■ EXERCISE INSTRUCTIONS
Return only the count of lines in which the word "flere" appears.

━━ GIVEN DATA

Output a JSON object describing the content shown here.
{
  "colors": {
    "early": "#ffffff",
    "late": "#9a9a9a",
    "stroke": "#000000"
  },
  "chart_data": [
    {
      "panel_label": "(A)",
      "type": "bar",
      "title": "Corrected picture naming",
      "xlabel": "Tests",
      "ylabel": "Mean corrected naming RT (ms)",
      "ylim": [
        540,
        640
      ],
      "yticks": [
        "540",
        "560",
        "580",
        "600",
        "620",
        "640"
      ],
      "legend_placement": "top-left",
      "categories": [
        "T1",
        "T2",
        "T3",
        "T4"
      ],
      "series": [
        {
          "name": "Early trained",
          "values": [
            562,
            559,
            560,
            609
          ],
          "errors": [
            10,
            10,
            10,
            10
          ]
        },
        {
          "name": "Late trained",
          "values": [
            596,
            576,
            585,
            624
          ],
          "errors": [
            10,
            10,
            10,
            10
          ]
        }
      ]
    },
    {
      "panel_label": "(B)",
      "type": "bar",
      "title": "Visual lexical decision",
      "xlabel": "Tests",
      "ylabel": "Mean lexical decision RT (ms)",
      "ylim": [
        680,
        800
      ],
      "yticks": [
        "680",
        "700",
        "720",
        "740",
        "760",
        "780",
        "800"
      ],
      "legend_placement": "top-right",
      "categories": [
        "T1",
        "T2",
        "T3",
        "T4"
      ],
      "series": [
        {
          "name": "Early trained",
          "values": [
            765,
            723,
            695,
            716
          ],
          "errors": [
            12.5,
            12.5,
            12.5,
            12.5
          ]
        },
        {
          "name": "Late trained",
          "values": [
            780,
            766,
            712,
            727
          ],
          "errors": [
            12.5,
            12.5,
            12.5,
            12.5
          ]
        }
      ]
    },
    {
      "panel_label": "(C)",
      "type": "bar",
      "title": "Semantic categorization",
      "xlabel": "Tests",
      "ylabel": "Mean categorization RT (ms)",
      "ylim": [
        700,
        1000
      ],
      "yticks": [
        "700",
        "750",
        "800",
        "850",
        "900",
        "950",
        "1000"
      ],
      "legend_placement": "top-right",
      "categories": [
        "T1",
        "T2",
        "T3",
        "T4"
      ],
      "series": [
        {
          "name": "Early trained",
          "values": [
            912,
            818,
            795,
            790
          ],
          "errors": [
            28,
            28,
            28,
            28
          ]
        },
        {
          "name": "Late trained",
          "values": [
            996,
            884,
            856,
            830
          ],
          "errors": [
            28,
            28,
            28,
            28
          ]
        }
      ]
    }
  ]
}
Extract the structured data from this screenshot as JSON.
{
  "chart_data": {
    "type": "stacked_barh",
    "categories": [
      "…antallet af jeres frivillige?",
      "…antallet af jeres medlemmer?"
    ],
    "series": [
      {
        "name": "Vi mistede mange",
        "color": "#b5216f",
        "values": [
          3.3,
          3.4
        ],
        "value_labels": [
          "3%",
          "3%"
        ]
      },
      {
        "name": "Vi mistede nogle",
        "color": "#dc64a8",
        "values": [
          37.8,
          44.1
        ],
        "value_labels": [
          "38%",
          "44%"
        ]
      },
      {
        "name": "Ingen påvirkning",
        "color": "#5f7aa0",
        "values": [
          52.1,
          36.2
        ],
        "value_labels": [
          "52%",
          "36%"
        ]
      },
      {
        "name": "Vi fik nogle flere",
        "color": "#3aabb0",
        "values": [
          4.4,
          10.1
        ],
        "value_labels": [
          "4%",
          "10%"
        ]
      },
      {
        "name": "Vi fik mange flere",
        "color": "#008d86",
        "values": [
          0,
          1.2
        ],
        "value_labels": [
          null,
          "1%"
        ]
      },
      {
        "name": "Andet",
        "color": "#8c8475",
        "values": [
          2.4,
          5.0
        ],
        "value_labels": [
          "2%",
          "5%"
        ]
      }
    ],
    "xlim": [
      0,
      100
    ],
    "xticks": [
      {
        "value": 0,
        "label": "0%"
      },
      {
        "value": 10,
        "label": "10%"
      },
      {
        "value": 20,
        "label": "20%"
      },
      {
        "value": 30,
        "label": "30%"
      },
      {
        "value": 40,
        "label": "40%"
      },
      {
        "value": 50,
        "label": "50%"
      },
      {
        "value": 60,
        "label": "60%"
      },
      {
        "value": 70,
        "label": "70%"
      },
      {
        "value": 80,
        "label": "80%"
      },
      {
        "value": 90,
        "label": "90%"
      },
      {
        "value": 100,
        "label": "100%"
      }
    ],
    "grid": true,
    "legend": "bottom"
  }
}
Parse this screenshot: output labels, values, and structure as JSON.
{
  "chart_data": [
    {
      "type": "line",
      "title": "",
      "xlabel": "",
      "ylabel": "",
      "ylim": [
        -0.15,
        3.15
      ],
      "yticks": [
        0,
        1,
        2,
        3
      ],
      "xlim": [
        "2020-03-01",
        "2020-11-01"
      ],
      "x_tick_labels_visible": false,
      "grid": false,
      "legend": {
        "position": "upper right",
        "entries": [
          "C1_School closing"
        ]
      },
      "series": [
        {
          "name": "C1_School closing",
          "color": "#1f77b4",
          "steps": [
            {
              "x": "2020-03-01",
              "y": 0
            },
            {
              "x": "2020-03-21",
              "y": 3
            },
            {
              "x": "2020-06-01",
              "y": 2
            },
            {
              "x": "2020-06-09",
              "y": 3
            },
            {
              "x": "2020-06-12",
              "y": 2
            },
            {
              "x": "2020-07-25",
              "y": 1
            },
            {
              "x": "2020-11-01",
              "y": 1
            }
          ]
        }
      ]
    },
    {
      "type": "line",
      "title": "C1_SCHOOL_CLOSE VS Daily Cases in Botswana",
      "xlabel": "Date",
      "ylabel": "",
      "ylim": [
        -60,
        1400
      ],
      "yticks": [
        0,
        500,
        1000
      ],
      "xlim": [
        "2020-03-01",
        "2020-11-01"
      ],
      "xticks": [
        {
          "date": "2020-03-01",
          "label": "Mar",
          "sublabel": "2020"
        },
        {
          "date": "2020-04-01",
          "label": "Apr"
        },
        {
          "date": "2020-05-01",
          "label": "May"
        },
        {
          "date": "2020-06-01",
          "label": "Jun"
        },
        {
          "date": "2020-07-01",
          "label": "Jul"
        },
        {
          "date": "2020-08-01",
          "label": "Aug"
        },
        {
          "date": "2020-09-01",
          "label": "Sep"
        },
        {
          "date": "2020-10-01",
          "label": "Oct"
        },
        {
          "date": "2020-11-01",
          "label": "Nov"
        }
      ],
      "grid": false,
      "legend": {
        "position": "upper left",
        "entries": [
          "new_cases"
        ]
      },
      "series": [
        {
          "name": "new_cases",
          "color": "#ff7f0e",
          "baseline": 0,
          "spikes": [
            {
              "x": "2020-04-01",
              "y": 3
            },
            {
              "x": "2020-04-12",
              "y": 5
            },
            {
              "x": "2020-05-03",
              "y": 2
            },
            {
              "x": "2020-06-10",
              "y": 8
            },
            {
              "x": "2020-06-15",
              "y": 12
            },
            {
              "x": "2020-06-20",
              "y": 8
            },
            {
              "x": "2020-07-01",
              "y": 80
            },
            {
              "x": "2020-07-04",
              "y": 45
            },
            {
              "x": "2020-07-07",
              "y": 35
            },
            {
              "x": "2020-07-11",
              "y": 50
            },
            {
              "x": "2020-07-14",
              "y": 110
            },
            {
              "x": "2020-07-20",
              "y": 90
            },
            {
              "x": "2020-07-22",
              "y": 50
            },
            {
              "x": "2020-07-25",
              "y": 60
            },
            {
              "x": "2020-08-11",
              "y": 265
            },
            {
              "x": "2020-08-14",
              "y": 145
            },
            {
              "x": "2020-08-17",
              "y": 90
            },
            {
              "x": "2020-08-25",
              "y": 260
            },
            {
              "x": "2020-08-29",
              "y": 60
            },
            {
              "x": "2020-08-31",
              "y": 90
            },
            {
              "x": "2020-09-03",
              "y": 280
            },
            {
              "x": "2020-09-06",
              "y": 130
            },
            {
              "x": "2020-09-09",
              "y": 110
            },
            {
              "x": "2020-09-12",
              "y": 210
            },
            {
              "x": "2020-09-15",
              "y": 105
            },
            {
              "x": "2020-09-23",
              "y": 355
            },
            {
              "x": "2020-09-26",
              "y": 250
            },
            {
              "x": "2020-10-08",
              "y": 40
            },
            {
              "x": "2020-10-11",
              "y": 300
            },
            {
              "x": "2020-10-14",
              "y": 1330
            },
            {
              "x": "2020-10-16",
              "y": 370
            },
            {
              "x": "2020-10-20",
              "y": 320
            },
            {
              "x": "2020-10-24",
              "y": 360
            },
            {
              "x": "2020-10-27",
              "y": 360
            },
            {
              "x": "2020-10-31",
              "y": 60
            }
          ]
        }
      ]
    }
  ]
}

━━━━

■ SOLUTION FOR THIS PROBLEM
2